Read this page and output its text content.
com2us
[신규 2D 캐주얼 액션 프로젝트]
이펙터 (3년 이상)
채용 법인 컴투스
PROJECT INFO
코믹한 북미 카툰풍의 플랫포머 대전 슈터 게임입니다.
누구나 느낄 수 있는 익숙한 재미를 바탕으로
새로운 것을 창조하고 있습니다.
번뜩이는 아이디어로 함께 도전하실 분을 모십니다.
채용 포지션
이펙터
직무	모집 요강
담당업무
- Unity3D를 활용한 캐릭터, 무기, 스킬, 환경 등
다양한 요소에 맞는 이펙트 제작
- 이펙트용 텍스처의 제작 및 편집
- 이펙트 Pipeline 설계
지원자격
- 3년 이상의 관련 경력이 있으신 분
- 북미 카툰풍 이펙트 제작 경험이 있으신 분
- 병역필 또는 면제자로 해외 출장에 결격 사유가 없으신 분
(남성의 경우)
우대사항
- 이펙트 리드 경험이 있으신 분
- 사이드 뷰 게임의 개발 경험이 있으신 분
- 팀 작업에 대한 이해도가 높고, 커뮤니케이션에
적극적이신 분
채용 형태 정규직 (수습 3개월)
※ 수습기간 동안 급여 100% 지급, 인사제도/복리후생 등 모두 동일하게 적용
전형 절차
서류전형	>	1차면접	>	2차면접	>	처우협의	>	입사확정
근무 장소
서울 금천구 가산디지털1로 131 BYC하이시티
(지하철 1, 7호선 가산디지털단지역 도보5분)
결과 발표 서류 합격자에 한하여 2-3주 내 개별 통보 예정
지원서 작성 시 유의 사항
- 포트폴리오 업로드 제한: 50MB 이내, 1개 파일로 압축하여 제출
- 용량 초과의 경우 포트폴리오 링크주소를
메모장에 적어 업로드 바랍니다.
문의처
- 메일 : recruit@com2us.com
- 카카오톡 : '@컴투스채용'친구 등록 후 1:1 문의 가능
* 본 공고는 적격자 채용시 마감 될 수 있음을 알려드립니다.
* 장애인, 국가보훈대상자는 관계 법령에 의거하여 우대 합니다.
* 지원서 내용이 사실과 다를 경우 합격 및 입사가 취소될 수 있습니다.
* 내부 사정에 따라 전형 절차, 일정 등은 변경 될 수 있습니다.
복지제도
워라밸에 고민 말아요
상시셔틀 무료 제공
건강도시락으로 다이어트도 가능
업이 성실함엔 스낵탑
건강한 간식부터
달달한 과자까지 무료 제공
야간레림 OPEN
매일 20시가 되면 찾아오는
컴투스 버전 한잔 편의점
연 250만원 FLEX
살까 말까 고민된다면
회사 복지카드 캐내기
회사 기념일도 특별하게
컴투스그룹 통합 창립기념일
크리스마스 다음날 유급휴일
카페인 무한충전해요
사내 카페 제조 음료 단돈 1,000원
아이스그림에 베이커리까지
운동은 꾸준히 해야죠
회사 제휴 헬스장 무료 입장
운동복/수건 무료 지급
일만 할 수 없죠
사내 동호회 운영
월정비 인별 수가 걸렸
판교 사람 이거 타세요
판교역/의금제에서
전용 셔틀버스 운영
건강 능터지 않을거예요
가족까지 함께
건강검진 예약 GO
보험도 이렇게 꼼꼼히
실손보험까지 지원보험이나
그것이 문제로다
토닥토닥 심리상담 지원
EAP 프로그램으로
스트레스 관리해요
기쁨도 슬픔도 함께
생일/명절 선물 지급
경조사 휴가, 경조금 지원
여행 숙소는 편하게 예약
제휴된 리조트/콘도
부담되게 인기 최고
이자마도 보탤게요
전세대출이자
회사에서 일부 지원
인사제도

EXERCISE: Locate the word "인사제도" in the data above. Copy every line carrying it.

ANSWER FOR THIS EXERCISE:
※ 수습기간 동안 급여 100% 지급, 인사제도/복리후생 등 모두 동일하게 적용
인사제도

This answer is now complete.